---- Record excerpts

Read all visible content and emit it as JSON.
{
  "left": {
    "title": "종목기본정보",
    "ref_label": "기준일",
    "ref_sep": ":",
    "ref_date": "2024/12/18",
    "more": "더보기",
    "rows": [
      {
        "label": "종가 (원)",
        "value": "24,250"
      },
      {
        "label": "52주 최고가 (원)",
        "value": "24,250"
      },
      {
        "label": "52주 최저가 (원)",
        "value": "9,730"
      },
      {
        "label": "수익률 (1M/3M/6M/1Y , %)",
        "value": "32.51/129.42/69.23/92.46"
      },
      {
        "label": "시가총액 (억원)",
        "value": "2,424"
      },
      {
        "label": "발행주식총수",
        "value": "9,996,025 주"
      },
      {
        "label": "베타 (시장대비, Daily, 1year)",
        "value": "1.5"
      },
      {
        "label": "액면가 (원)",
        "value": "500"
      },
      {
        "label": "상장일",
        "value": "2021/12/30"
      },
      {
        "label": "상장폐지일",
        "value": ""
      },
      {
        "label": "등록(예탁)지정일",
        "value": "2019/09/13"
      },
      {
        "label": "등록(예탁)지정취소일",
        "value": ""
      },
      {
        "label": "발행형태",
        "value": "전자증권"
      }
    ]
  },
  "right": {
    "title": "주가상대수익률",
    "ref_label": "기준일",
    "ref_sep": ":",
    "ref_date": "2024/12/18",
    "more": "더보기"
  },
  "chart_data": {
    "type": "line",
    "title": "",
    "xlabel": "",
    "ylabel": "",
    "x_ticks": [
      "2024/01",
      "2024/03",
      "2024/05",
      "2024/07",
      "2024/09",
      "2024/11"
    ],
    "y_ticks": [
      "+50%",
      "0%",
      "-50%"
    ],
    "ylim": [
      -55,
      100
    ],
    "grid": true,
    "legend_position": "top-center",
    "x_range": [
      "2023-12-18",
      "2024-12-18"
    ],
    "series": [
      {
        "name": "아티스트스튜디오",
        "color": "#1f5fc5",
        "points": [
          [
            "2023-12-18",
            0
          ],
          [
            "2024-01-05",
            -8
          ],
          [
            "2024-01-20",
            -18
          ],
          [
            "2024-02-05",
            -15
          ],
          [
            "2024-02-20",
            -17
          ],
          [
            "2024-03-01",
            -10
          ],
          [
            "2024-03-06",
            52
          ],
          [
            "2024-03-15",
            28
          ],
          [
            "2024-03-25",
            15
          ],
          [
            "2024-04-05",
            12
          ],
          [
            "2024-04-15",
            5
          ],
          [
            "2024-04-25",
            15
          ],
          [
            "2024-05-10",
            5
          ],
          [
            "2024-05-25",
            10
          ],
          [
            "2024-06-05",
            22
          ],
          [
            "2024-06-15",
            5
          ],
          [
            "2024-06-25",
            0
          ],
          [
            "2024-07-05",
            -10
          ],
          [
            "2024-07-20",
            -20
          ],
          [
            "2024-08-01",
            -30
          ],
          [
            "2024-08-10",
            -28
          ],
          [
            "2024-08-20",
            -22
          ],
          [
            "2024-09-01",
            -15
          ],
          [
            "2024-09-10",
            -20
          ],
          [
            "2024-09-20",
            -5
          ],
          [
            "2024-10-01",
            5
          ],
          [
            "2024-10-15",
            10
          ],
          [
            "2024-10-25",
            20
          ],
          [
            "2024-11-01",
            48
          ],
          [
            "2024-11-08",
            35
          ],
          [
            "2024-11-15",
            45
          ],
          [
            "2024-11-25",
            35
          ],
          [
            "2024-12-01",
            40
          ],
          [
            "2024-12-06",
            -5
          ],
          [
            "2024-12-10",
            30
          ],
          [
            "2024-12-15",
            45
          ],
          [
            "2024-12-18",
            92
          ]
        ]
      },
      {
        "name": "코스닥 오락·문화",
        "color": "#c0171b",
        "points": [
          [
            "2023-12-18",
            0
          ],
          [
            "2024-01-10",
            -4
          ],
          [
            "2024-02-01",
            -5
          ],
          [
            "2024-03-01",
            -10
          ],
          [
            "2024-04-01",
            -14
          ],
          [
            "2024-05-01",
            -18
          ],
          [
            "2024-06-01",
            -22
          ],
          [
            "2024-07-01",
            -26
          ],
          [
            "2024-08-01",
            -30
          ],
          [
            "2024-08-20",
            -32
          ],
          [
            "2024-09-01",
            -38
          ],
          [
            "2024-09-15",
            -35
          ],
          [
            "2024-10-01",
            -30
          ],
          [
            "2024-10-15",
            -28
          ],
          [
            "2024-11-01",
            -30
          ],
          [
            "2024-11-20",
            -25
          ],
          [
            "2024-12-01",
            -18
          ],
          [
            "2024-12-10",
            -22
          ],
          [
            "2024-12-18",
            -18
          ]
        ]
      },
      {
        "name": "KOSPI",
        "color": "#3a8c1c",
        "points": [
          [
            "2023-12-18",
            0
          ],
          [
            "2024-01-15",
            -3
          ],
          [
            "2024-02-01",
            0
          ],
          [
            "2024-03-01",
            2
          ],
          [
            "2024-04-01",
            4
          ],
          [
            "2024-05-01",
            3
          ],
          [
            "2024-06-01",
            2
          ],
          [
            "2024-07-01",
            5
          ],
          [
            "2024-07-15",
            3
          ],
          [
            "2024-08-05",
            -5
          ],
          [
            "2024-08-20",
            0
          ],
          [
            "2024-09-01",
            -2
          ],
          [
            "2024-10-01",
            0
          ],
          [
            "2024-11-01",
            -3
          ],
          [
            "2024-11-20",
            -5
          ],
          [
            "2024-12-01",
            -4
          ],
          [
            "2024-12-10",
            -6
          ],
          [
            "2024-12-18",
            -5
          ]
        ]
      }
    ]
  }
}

--------

Work to be completed
Write out the whole listing again. Match it word for word.

The reply
Read all visible content and emit it as JSON.
{
  "left": {
    "title": "종목기본정보",
    "ref_label": "기준일",
    "ref_sep": ":",
    "ref_date": "2024/12/18",
    "more": "더보기",
    "rows": [
      {
        "label": "종가 (원)",
        "value": "24,250"
      },
      {
        "label": "52주 최고가 (원)",
        "value": "24,250"
      },
      {
        "label": "52주 최저가 (원)",
        "value": "9,730"
      },
      {
        "label": "수익률 (1M/3M/6M/1Y , %)",
        "value": "32.51/129.42/69.23/92.46"
      },
      {
        "label": "시가총액 (억원)",
        "value": "2,424"
      },
      {
        "label": "발행주식총수",
        "value": "9,996,025 주"
      },
      {
        "label": "베타 (시장대비, Daily, 1year)",
        "value": "1.5"
      },
      {
        "label": "액면가 (원)",
        "value": "500"
      },
      {
        "label": "상장일",
        "value": "2021/12/30"
      },
      {
        "label": "상장폐지일",
        "value": ""
      },
      {
        "label": "등록(예탁)지정일",
        "value": "2019/09/13"
      },
      {
        "label": "등록(예탁)지정취소일",
        "value": ""
      },
      {
        "label": "발행형태",
        "value": "전자증권"
      }
    ]
  },
  "right": {
    "title": "주가상대수익률",
    "ref_label": "기준일",
    "ref_sep": ":",
    "ref_date": "2024/12/18",
    "more": "더보기"
  },
  "chart_data": {
    "type": "line",
    "title": "",
    "xlabel": "",
    "ylabel": "",
    "x_ticks": [
      "2024/01",
      "2024/03",
      "2024/05",
      "2024/07",
      "2024/09",
      "2024/11"
    ],
    "y_ticks": [
      "+50%",
      "0%",
      "-50%"
    ],
    "ylim": [
      -55,
      100
    ],
    "grid": true,
    "legend_position": "top-center",
    "x_range": [
      "2023-12-18",
      "2024-12-18"
    ],
    "series": [
      {
        "name": "아티스트스튜디오",
        "color": "#1f5fc5",
        "points": [
          [
            "2023-12-18",
            0
          ],
          [
            "2024-01-05",
            -8
          ],
          [
            "2024-01-20",
            -18
          ],
          [
            "2024-02-05",
            -15
          ],
          [
            "2024-02-20",
            -17
          ],
          [
            "2024-03-01",
            -10
          ],
          [
            "2024-03-06",
            52
          ],
          [
            "2024-03-15",
            28
          ],
          [
            "2024-03-25",
            15
          ],
          [
            "2024-04-05",
            12
          ],
          [
            "2024-04-15",
            5
          ],
          [
            "2024-04-25",
            15
          ],
          [
            "2024-05-10",
            5
          ],
          [
            "2024-05-25",
            10
          ],
          [
            "2024-06-05",
            22
          ],
          [
            "2024-06-15",
            5
          ],
          [
            "2024-06-25",
            0
          ],
          [
            "2024-07-05",
            -10
          ],
          [
            "2024-07-20",
            -20
          ],
          [
            "2024-08-01",
            -30
          ],
          [
            "2024-08-10",
            -28
          ],
          [
            "2024-08-20",
            -22
          ],
          [
            "2024-09-01",
            -15
          ],
          [
            "2024-09-10",
            -20
          ],
          [
            "2024-09-20",
            -5
          ],
          [
            "2024-10-01",
            5
          ],
          [
            "2024-10-15",
            10
          ],
          [
            "2024-10-25",
            20
          ],
          [
            "2024-11-01",
            48
          ],
          [
            "2024-11-08",
            35
          ],
          [
            "2024-11-15",
            45
          ],
          [
            "2024-11-25",
            35
          ],
          [
            "2024-12-01",
            40
          ],
          [
            "2024-12-06",
            -5
          ],
          [
            "2024-12-10",
            30
          ],
          [
            "2024-12-15",
            45
          ],
          [
            "2024-12-18",
            92
          ]
        ]
      },
      {
        "name": "코스닥 오락·문화",
        "color": "#c0171b",
        "points": [
          [
            "2023-12-18",
            0
          ],
          [
            "2024-01-10",
            -4
          ],
          [
            "2024-02-01",
            -5
          ],
          [
            "2024-03-01",
            -10
          ],
          [
            "2024-04-01",
            -14
          ],
          [
            "2024-05-01",
            -18
          ],
          [
            "2024-06-01",
            -22
          ],
          [
            "2024-07-01",
            -26
          ],
          [
            "2024-08-01",
            -30
          ],
          [
            "2024-08-20",
            -32
          ],
          [
            "2024-09-01",
            -38
          ],
          [
            "2024-09-15",
            -35
          ],
          [
            "2024-10-01",
            -30
          ],
          [
            "2024-10-15",
            -28
          ],
          [
            "2024-11-01",
            -30
          ],
          [
            "2024-11-20",
            -25
          ],
          [
            "2024-12-01",
            -18
          ],
          [
            "2024-12-10",
            -22
          ],
          [
            "2024-12-18",
            -18
          ]
        ]
      },
      {
        "name": "KOSPI",
        "color": "#3a8c1c",
        "points": [
          [
            "2023-12-18",
            0
          ],
          [
            "2024-01-15",
            -3
          ],
          [
            "2024-02-01",
            0
          ],
          [
            "2024-03-01",
            2
          ],
          [
            "2024-04-01",
            4
          ],
          [
            "2024-05-01",
            3
          ],
          [
            "2024-06-01",
            2
          ],
          [
            "2024-07-01",
            5
          ],
          [
            "2024-07-15",
            3
          ],
          [
            "2024-08-05",
            -5
          ],
          [
            "2024-08-20",
            0
          ],
          [
            "2024-09-01",
            -2
          ],
          [
            "2024-10-01",
            0
          ],
          [
            "2024-11-01",
            -3
          ],
          [
            "2024-11-20",
            -5
          ],
          [
            "2024-12-01",
            -4
          ],
          [
            "2024-12-10",
            -6
          ],
          [
            "2024-12-18",
            -5
          ]
        ]
      }
    ]
  }
}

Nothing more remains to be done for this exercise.